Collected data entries
▼▼▼

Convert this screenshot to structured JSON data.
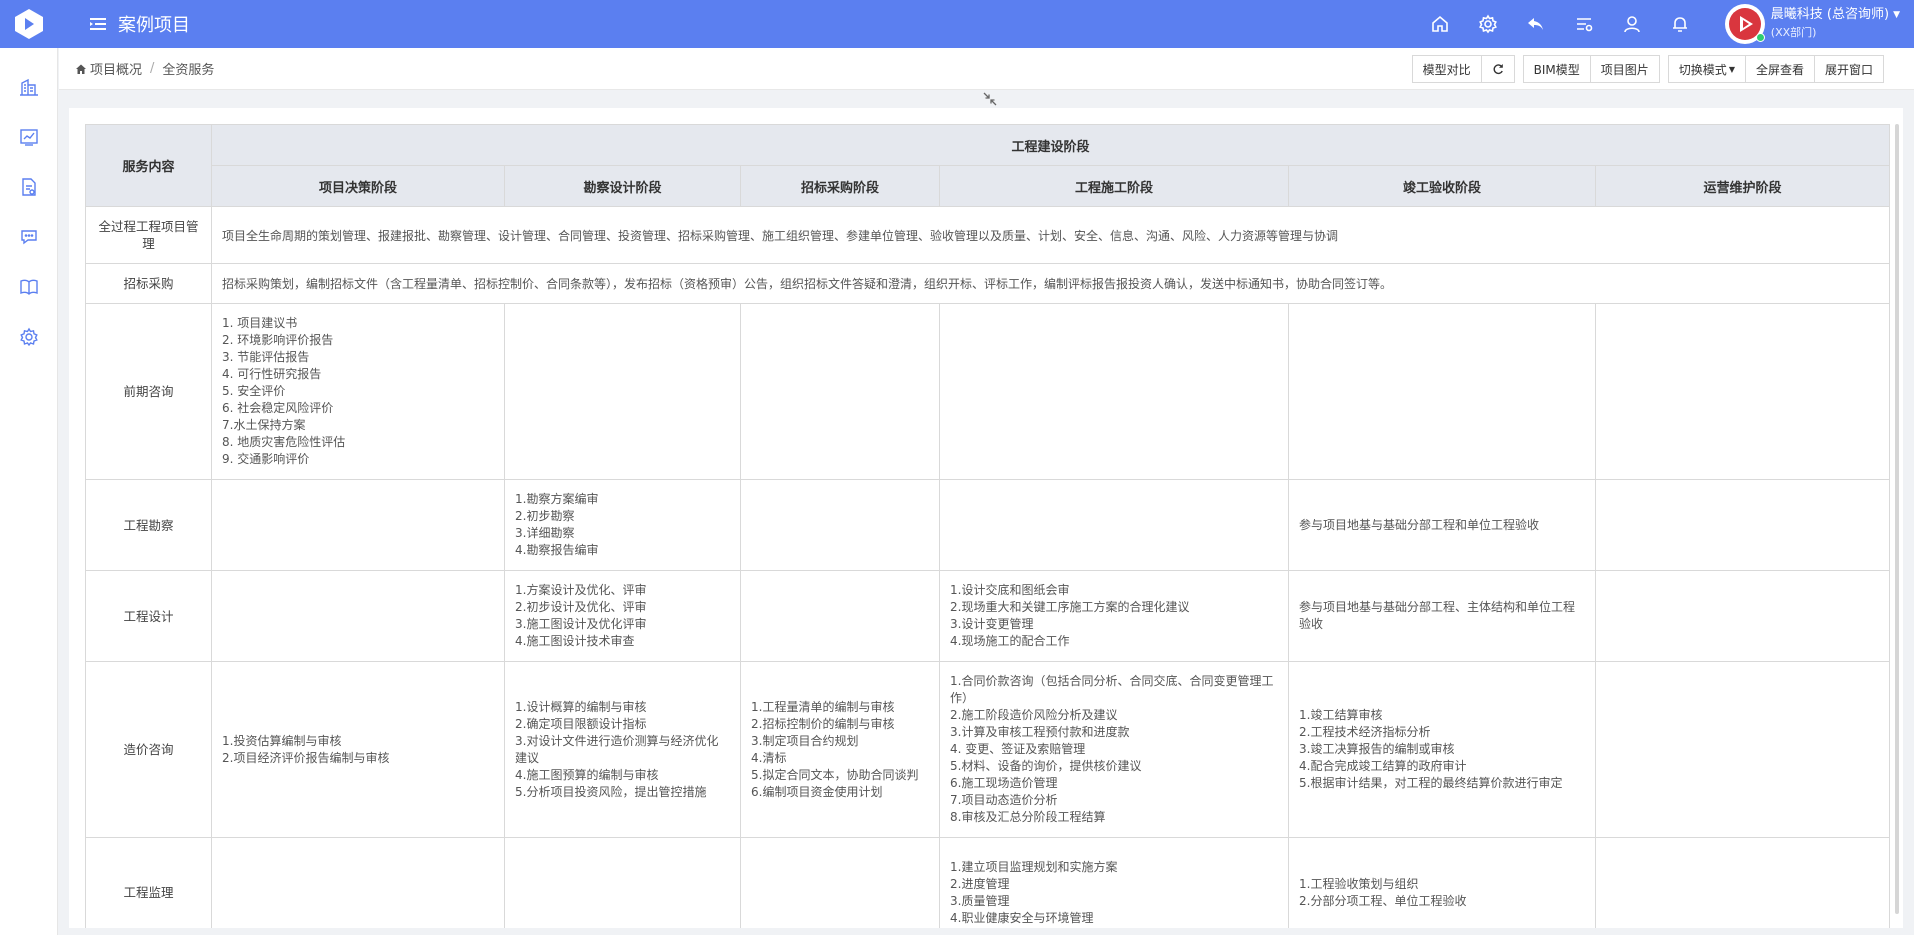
{
  "app": {
    "title": "案例项目"
  },
  "user": {
    "name": "晨曦科技 (总咨询师)",
    "dept": "(XX部门)"
  },
  "topbar_icons": [
    "home-icon",
    "settings-icon",
    "back-icon",
    "list-icon",
    "user-icon",
    "bell-icon"
  ],
  "sidebar_icons": [
    "building-icon",
    "chart-icon",
    "document-icon",
    "chat-icon",
    "book-icon",
    "gear-icon"
  ],
  "breadcrumb": {
    "home": "项目概况",
    "current": "全资服务"
  },
  "toolbar": {
    "compare": "模型对比",
    "bim": "BIM模型",
    "images": "项目图片",
    "switch_mode": "切换模式",
    "fullscreen": "全屏查看",
    "expand_window": "展开窗口"
  },
  "table": {
    "corner_header": "服务内容",
    "group_header": "工程建设阶段",
    "stages": [
      "项目决策阶段",
      "勘察设计阶段",
      "招标采购阶段",
      "工程施工阶段",
      "竣工验收阶段",
      "运营维护阶段"
    ],
    "rows": [
      {
        "label": "全过程工程项目管理",
        "span_text": "项目全生命周期的策划管理、报建报批、勘察管理、设计管理、合同管理、投资管理、招标采购管理、施工组织管理、参建单位管理、验收管理以及质量、计划、安全、信息、沟通、风险、人力资源等管理与协调"
      },
      {
        "label": "招标采购",
        "span_text": "招标采购策划，编制招标文件（含工程量清单、招标控制价、合同条款等），发布招标（资格预审）公告，组织招标文件答疑和澄清，组织开标、评标工作，编制评标报告报投资人确认，发送中标通知书，协助合同签订等。"
      },
      {
        "label": "前期咨询",
        "cells": [
          [
            "1. 项目建议书",
            "2. 环境影响评价报告",
            "3. 节能评估报告",
            "4. 可行性研究报告",
            "5. 安全评价",
            "6. 社会稳定风险评价",
            "7.水土保持方案",
            "8. 地质灾害危险性评估",
            "9. 交通影响评价"
          ],
          [],
          [],
          [],
          [],
          []
        ]
      },
      {
        "label": "工程勘察",
        "cells": [
          [],
          [
            "1.勘察方案编审",
            "2.初步勘察",
            "3.详细勘察",
            "4.勘察报告编审"
          ],
          [],
          [],
          [
            "参与项目地基与基础分部工程和单位工程验收"
          ],
          []
        ]
      },
      {
        "label": "工程设计",
        "cells": [
          [],
          [
            "1.方案设计及优化、评审",
            "2.初步设计及优化、评审",
            "3.施工图设计及优化评审",
            "4.施工图设计技术审查"
          ],
          [],
          [
            "1.设计交底和图纸会审",
            "2.现场重大和关键工序施工方案的合理化建议",
            "3.设计变更管理",
            "4.现场施工的配合工作"
          ],
          [
            "参与项目地基与基础分部工程、主体结构和单位工程验收"
          ],
          []
        ]
      },
      {
        "label": "造价咨询",
        "cells": [
          [
            "1.投资估算编制与审核",
            "2.项目经济评价报告编制与审核"
          ],
          [
            "1.设计概算的编制与审核",
            "2.确定项目限额设计指标",
            "3.对设计文件进行造价测算与经济优化建议",
            "4.施工图预算的编制与审核",
            "5.分析项目投资风险，提出管控措施"
          ],
          [
            "1.工程量清单的编制与审核",
            "2.招标控制价的编制与审核",
            "3.制定项目合约规划",
            "4.清标",
            "5.拟定合同文本，协助合同谈判",
            "6.编制项目资金使用计划"
          ],
          [
            "1.合同价款咨询（包括合同分析、合同交底、合同变更管理工作）",
            "2.施工阶段造价风险分析及建议",
            "3.计算及审核工程预付款和进度款",
            "4. 变更、签证及索赔管理",
            "5.材料、设备的询价，提供核价建议",
            "6.施工现场造价管理",
            "7.项目动态造价分析",
            "8.审核及汇总分阶段工程结算"
          ],
          [
            "1.竣工结算审核",
            "2.工程技术经济指标分析",
            "3.竣工决算报告的编制或审核",
            "4.配合完成竣工结算的政府审计",
            "5.根据审计结果，对工程的最终结算价款进行审定"
          ],
          []
        ]
      },
      {
        "label": "工程监理",
        "cells": [
          [],
          [],
          [],
          [
            "1.建立项目监理规划和实施方案",
            "2.进度管理",
            "3.质量管理",
            "4.职业健康安全与环境管理"
          ],
          [
            "1.工程验收策划与组织",
            "2.分部分项工程、单位工程验收"
          ],
          []
        ]
      }
    ]
  }
}
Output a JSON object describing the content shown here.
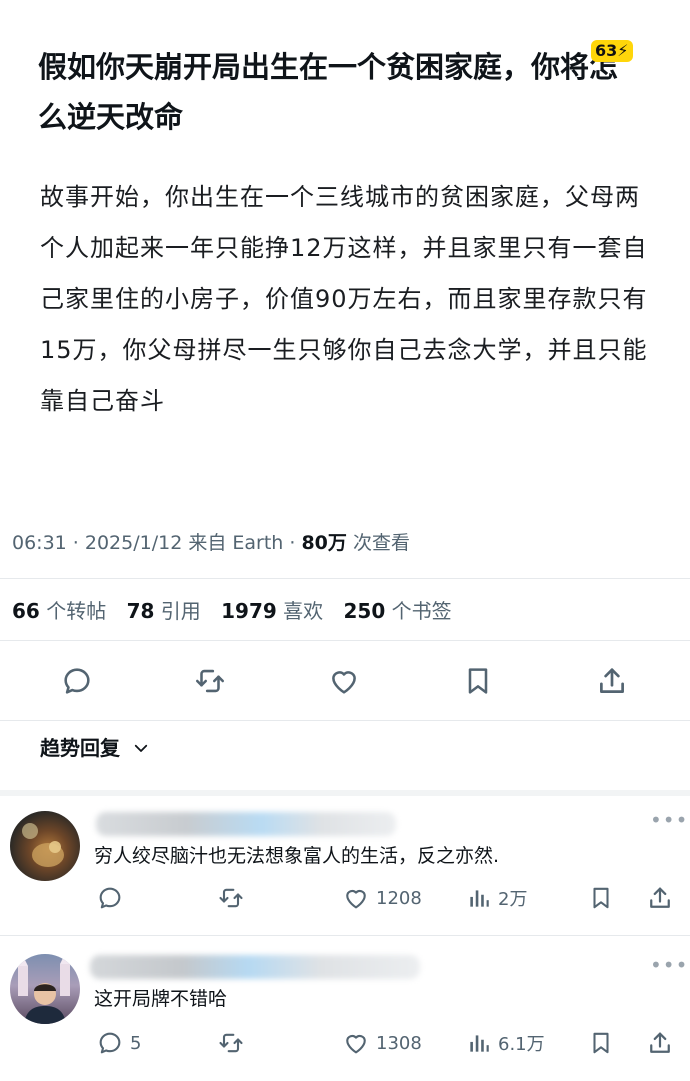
{
  "post": {
    "title": "假如你天崩开局出生在一个贫困家庭，你将怎么逆天改命",
    "badge": "63⚡",
    "body": "故事开始，你出生在一个三线城市的贫困家庭，父母两个人加起来一年只能挣12万这样，并且家里只有一套自己家里住的小房子，价值90万左右，而且家里存款只有15万，你父母拼尽一生只够你自己去念大学，并且只能靠自己奋斗",
    "meta_time": "06:31 · 2025/1/12 来自 Earth · ",
    "meta_views": "80万",
    "meta_views_label": " 次查看"
  },
  "stats": {
    "retweets": "66",
    "retweets_label": "个转帖",
    "quotes": "78",
    "quotes_label": "引用",
    "likes": "1979",
    "likes_label": "喜欢",
    "bookmarks": "250",
    "bookmarks_label": "个书签"
  },
  "actions": [
    "reply-icon",
    "retweet-icon",
    "like-icon",
    "bookmark-icon",
    "share-icon"
  ],
  "trend": {
    "label": "趋势回复"
  },
  "replies": [
    {
      "text": "穷人绞尽脑汁也无法想象富人的生活，反之亦然.",
      "reply_count": "",
      "likes": "1208",
      "views": "2万"
    },
    {
      "text": "这开局牌不错哈",
      "reply_count": "5",
      "likes": "1308",
      "views": "6.1万"
    }
  ],
  "colors": {
    "text": "#0f1419",
    "secondary": "#536471",
    "badge": "#ffd60a",
    "divider": "#e6e9ec"
  }
}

▲▲▲

__PROBLEM__. Copy each line above where the string "title" occurs.

__THE OUTPUT__.
    "title": "案例项目"
    "title": "假如你天崩开局出生在一个贫困家庭，你将怎么逆天改命",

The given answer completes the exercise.